Lines containing the word "Operacionais" should be extracted in full.

→ **Raw data**:
---*---
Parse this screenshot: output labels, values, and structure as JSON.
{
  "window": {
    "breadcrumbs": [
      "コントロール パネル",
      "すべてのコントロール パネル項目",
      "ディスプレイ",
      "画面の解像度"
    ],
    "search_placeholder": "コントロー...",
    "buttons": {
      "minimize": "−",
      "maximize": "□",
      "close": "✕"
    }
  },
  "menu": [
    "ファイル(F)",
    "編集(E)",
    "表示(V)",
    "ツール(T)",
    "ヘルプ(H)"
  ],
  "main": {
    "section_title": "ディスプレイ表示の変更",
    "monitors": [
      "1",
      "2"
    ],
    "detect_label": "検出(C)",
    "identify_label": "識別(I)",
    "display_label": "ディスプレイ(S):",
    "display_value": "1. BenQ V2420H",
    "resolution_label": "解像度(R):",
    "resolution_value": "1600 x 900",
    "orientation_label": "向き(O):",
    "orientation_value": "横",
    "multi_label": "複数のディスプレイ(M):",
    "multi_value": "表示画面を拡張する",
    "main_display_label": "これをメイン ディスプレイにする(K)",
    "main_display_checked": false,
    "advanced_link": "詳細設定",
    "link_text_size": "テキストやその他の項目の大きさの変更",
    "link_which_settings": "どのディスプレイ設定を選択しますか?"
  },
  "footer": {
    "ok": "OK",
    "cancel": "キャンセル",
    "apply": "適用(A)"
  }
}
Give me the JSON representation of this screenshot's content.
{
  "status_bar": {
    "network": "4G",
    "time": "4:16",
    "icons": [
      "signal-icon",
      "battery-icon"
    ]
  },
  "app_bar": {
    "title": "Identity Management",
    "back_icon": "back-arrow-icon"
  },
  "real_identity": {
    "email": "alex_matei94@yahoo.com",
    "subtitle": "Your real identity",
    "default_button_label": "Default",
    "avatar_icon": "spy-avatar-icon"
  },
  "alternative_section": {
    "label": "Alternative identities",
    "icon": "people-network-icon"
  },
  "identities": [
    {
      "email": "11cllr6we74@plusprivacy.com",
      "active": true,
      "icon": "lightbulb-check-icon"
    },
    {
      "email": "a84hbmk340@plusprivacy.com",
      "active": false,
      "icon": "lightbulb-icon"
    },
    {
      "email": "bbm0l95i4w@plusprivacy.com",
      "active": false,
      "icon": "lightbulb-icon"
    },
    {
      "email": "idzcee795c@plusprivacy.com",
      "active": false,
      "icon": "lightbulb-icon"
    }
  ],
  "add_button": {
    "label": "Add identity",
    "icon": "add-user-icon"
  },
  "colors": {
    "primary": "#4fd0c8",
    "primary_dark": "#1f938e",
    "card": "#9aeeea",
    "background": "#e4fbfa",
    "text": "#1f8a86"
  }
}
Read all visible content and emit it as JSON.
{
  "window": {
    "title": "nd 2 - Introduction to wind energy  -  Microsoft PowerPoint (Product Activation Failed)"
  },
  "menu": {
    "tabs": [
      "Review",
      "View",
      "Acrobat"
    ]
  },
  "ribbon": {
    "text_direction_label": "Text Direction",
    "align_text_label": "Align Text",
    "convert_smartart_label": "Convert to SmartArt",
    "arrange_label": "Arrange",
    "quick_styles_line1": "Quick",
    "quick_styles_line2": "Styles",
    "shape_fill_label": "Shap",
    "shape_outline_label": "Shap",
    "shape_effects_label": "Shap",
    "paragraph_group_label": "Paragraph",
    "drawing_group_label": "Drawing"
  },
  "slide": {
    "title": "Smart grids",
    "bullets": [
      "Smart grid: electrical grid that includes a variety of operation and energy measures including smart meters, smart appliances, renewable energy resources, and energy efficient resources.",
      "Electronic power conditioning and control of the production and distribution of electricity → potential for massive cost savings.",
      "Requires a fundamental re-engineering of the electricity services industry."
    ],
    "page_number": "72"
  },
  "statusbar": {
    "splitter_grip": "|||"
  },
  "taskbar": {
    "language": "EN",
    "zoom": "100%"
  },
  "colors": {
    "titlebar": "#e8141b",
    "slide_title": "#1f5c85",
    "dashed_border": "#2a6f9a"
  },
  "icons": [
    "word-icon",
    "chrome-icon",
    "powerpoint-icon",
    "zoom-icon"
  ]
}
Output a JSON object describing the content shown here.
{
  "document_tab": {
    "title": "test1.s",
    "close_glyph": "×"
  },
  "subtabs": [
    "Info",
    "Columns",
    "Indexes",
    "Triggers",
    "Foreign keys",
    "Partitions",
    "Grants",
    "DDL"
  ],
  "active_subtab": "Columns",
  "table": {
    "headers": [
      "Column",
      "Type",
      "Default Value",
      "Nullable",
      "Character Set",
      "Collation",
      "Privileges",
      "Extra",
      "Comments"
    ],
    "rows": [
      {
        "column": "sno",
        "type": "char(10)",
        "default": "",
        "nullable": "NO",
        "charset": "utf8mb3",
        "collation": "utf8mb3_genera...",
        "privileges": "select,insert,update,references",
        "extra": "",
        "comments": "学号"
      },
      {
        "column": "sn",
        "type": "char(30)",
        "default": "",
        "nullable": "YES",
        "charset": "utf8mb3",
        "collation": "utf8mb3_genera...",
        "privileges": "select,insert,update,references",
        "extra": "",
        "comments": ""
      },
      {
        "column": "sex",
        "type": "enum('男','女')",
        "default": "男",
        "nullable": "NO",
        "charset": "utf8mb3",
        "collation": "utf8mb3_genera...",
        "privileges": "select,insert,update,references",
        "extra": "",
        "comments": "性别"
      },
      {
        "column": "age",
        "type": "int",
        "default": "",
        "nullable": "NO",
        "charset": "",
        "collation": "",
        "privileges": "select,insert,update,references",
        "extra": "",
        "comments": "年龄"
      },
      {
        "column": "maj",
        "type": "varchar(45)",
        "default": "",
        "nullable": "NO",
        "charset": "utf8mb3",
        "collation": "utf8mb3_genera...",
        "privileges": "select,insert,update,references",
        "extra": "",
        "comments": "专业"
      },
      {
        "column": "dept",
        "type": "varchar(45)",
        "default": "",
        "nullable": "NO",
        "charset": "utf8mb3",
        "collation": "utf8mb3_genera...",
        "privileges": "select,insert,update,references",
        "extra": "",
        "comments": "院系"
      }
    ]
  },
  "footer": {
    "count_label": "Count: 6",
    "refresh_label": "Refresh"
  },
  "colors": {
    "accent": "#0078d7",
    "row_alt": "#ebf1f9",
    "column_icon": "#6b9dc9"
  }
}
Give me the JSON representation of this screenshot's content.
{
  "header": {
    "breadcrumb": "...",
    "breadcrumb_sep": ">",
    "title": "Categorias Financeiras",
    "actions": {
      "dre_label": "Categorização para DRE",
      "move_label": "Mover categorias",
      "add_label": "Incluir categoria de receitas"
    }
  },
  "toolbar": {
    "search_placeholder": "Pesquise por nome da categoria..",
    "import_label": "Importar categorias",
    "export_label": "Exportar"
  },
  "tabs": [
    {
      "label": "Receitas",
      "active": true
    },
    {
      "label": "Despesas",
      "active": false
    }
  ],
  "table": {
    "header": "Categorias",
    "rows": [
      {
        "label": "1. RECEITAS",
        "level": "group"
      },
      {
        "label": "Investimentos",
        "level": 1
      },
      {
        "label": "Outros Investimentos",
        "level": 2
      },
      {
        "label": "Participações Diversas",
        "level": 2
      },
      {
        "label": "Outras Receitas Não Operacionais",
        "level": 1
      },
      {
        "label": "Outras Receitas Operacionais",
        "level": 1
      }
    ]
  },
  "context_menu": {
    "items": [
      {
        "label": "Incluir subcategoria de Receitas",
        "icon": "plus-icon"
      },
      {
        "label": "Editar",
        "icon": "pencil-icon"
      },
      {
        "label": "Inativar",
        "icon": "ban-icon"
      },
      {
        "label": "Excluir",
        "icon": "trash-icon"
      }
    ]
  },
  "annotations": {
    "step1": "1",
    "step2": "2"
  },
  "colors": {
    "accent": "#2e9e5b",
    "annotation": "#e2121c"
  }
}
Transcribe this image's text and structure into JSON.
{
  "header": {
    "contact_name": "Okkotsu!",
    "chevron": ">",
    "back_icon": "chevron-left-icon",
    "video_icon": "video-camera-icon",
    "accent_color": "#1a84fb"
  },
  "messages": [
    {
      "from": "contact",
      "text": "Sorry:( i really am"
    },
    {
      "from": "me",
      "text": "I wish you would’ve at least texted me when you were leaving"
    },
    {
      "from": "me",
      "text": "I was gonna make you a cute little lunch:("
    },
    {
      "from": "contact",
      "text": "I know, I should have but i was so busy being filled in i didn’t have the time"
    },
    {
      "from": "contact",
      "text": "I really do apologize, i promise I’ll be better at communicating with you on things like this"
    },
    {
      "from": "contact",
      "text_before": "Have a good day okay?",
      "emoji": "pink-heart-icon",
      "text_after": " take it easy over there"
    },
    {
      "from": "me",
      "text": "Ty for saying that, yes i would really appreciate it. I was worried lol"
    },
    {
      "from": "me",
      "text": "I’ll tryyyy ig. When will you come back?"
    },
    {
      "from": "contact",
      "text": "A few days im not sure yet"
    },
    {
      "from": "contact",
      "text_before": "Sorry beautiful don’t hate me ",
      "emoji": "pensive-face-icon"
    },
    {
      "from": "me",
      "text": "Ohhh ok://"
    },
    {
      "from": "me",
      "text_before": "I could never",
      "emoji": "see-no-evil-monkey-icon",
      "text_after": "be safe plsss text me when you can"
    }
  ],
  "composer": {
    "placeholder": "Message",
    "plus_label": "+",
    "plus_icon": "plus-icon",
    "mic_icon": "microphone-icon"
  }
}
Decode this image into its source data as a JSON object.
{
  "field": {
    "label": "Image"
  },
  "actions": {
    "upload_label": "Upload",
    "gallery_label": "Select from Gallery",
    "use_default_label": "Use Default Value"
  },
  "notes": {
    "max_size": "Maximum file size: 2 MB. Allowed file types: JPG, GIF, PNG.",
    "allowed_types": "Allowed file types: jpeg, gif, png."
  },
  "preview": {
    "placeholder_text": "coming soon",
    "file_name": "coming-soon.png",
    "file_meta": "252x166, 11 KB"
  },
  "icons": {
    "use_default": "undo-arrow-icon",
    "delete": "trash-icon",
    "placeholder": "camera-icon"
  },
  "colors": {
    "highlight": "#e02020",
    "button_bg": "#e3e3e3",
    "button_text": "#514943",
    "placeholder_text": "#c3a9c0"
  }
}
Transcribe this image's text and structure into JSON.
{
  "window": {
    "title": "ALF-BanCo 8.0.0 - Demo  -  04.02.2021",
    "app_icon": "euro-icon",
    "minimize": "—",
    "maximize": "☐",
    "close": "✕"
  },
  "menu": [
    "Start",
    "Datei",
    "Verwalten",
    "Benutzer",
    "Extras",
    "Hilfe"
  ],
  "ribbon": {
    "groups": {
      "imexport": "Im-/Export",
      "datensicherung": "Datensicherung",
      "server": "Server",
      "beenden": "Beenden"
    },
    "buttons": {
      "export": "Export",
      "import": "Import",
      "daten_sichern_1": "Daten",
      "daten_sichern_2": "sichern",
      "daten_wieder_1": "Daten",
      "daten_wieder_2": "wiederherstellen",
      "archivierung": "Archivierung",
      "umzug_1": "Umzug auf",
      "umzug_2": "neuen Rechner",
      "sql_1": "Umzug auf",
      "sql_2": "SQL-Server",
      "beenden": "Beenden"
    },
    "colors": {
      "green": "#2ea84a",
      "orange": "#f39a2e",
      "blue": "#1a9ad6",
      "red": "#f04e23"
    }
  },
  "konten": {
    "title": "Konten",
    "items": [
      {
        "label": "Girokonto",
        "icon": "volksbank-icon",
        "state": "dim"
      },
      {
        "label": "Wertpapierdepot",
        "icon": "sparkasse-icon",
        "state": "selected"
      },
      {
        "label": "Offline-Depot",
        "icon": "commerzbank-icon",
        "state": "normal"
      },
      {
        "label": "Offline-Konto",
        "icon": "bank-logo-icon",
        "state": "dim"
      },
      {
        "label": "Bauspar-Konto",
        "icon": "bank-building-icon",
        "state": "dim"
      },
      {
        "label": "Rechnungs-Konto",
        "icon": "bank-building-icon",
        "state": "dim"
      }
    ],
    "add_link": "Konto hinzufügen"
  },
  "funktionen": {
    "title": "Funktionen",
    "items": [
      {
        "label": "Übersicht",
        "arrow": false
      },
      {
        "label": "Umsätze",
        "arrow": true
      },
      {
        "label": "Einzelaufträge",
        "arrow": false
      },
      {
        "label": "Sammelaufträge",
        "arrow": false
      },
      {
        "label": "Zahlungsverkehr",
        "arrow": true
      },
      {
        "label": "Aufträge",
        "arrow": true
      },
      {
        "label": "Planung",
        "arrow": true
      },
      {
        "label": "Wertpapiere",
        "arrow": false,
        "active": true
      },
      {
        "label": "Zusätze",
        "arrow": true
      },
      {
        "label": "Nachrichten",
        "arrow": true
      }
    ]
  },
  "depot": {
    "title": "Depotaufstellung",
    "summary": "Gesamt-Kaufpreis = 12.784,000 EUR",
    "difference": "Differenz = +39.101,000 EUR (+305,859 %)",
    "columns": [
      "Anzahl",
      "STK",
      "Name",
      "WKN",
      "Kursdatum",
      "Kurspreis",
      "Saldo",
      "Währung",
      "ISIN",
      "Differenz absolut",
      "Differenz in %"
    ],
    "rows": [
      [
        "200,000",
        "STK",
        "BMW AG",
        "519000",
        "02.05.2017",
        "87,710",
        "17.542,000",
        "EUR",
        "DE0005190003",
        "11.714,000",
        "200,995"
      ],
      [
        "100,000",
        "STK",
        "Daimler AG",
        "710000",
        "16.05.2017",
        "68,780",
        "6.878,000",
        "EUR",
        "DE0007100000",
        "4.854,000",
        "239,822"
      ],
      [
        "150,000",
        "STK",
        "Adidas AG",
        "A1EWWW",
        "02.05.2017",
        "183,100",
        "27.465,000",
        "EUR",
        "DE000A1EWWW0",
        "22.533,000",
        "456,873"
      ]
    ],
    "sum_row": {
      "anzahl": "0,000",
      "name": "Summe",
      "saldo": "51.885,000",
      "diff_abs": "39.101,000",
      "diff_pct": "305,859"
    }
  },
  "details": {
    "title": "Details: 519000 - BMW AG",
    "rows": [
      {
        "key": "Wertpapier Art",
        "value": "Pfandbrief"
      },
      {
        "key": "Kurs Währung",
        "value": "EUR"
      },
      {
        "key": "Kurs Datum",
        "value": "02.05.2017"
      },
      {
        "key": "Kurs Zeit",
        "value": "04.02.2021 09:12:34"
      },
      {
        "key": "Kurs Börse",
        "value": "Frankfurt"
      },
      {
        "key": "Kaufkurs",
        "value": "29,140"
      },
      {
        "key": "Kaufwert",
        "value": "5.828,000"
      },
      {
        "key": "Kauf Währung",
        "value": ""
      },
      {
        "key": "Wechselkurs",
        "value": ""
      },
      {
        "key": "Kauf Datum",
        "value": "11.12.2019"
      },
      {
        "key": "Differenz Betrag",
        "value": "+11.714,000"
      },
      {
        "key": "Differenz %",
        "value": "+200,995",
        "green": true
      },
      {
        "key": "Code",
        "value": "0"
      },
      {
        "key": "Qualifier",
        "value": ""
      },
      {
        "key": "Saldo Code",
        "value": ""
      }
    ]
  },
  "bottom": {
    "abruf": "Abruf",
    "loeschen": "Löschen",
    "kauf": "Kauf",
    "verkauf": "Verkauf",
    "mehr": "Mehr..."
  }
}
---*---
→ **Task output**:
        "label": "Outras Receitas Não Operacionais",
        "label": "Outras Receitas Operacionais",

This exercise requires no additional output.